• _Task requirements_
Answer with nothing except the number of lines that contain the word "title".

• _Recorded data_
================================

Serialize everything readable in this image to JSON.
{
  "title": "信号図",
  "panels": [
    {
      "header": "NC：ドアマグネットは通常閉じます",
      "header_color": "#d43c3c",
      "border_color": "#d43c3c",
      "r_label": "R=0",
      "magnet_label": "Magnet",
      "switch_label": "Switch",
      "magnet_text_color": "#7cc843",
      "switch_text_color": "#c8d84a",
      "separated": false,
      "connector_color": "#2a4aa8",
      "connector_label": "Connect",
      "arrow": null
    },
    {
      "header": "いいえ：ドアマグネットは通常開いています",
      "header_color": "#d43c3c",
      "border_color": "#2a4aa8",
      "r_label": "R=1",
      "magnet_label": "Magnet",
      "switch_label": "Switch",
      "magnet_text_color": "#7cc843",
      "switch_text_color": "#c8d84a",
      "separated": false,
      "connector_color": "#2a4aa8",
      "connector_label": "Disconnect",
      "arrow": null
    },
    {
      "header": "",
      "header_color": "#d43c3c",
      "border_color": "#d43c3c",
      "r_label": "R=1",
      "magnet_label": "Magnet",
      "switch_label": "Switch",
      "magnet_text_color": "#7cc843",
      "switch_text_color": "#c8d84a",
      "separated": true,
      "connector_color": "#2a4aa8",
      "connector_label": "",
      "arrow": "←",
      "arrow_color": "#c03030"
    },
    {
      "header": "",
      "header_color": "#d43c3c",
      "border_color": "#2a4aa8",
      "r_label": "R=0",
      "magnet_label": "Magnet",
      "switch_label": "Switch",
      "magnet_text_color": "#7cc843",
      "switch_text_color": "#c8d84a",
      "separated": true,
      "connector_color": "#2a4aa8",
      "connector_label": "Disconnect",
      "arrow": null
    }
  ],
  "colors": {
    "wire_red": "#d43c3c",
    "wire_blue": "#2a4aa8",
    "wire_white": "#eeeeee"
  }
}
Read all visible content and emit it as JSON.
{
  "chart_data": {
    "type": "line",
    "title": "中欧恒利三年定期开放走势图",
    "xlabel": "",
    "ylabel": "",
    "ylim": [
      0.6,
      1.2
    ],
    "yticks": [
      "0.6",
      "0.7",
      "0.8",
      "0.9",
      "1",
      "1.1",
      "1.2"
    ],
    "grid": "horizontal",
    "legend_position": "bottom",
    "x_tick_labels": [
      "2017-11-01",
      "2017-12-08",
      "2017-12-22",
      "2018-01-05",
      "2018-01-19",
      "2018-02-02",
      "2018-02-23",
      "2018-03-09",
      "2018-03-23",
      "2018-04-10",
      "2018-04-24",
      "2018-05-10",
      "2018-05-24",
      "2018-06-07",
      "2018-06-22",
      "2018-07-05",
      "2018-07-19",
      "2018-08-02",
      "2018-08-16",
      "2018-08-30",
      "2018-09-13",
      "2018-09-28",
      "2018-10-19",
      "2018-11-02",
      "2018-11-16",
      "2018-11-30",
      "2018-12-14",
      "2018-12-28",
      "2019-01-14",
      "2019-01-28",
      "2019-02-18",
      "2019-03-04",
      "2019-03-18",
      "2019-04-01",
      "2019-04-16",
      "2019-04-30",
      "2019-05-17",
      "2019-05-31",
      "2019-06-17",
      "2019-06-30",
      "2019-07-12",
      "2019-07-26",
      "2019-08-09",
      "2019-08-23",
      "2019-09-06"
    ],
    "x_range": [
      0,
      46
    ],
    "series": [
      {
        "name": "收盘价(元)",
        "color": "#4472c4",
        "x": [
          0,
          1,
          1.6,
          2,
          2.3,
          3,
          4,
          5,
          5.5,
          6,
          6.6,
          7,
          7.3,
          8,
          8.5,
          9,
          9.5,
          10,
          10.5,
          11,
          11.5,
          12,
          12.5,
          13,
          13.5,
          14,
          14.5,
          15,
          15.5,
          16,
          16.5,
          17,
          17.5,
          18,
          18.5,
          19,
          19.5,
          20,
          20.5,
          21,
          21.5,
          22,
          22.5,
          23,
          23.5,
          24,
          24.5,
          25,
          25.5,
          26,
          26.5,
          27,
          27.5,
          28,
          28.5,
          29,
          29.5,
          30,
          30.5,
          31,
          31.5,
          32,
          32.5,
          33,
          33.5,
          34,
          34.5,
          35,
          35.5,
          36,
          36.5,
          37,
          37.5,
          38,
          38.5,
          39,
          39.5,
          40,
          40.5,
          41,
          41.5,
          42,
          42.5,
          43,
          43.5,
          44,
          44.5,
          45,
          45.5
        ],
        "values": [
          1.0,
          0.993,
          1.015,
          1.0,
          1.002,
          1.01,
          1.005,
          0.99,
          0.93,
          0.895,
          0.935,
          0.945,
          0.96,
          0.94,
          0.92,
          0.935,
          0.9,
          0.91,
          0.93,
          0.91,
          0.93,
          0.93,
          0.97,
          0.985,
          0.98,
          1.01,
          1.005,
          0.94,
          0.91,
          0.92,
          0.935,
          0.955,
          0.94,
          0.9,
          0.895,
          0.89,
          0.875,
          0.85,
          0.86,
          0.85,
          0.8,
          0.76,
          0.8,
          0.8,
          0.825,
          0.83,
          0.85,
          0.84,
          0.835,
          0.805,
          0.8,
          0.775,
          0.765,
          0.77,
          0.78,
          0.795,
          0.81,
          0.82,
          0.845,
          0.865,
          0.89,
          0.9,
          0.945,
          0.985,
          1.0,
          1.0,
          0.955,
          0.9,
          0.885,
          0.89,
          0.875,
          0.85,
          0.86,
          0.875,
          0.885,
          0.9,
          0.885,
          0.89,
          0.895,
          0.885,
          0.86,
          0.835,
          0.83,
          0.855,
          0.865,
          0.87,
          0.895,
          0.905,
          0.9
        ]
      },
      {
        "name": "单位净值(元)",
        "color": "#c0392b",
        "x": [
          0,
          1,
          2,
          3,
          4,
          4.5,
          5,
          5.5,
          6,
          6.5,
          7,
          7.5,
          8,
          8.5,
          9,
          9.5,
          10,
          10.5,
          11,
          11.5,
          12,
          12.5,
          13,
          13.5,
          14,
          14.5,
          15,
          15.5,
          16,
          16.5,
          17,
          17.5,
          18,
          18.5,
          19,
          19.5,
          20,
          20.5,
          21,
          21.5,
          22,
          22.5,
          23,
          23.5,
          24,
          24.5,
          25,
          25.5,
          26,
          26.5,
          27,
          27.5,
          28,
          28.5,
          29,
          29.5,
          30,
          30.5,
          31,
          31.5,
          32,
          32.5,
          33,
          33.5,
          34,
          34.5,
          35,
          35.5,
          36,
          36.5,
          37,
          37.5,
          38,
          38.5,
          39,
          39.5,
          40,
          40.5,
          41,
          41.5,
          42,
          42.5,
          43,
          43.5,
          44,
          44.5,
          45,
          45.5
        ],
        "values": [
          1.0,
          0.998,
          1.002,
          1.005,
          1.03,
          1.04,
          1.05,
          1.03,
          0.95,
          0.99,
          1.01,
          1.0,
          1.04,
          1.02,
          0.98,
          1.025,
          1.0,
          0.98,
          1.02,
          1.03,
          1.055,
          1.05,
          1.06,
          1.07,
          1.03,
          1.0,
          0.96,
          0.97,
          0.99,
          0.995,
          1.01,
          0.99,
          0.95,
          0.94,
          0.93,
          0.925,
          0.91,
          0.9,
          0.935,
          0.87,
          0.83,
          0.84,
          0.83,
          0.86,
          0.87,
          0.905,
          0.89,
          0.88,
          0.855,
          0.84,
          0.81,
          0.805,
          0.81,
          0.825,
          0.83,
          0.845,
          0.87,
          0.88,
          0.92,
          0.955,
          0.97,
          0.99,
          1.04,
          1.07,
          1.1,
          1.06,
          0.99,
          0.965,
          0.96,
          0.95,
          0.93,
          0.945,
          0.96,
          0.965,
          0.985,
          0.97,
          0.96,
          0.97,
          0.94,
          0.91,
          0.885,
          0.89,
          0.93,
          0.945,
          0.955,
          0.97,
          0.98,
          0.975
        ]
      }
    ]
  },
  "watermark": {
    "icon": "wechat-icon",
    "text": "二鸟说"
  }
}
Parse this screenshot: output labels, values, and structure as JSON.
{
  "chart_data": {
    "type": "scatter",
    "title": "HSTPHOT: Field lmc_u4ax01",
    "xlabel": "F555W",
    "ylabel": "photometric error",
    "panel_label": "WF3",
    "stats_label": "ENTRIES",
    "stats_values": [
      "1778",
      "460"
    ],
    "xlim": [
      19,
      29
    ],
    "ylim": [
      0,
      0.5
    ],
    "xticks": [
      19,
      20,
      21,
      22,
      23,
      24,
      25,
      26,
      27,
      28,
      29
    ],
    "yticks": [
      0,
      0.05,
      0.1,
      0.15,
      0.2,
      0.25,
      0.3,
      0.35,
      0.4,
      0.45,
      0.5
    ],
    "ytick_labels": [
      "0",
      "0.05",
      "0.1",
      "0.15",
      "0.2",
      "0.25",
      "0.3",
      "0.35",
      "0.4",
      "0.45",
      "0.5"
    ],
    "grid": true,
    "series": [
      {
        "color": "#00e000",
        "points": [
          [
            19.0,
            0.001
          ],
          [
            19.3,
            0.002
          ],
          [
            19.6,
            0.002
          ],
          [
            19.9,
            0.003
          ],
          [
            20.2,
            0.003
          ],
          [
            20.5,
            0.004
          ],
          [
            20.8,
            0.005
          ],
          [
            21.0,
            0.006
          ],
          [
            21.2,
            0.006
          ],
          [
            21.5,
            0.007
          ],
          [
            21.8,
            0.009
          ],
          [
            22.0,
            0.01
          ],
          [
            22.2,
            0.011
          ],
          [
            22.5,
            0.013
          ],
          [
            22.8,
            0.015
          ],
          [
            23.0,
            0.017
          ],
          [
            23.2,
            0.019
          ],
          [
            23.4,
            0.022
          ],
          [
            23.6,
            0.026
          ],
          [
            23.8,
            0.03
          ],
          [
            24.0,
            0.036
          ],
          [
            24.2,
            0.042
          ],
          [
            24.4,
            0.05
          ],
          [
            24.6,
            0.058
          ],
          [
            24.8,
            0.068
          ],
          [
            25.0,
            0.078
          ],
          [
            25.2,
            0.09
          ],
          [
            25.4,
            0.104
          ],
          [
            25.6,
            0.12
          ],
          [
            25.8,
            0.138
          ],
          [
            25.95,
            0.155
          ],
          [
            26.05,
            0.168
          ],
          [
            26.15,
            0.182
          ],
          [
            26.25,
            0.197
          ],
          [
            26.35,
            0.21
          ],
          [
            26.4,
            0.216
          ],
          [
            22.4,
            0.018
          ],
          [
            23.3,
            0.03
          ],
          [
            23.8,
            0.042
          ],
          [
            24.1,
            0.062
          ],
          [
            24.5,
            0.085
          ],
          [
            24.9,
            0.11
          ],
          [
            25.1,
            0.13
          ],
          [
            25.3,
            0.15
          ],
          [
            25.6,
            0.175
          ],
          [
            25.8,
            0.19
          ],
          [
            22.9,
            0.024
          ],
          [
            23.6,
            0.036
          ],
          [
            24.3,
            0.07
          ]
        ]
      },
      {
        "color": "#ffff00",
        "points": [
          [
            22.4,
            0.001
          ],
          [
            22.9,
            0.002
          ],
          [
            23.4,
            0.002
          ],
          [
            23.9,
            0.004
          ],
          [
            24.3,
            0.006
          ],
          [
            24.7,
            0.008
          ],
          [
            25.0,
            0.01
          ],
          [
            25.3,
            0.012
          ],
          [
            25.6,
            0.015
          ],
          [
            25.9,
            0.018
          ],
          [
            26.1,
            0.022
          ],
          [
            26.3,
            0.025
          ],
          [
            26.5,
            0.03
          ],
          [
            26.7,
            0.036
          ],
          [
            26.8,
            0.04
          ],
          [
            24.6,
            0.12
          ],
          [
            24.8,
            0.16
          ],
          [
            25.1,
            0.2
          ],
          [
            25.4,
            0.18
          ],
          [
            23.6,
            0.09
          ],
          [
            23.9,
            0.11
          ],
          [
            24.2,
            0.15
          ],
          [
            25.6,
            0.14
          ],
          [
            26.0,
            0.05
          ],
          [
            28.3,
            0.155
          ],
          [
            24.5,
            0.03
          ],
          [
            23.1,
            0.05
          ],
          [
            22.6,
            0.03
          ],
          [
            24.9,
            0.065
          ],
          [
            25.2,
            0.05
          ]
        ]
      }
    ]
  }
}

================================

• _Task output_
3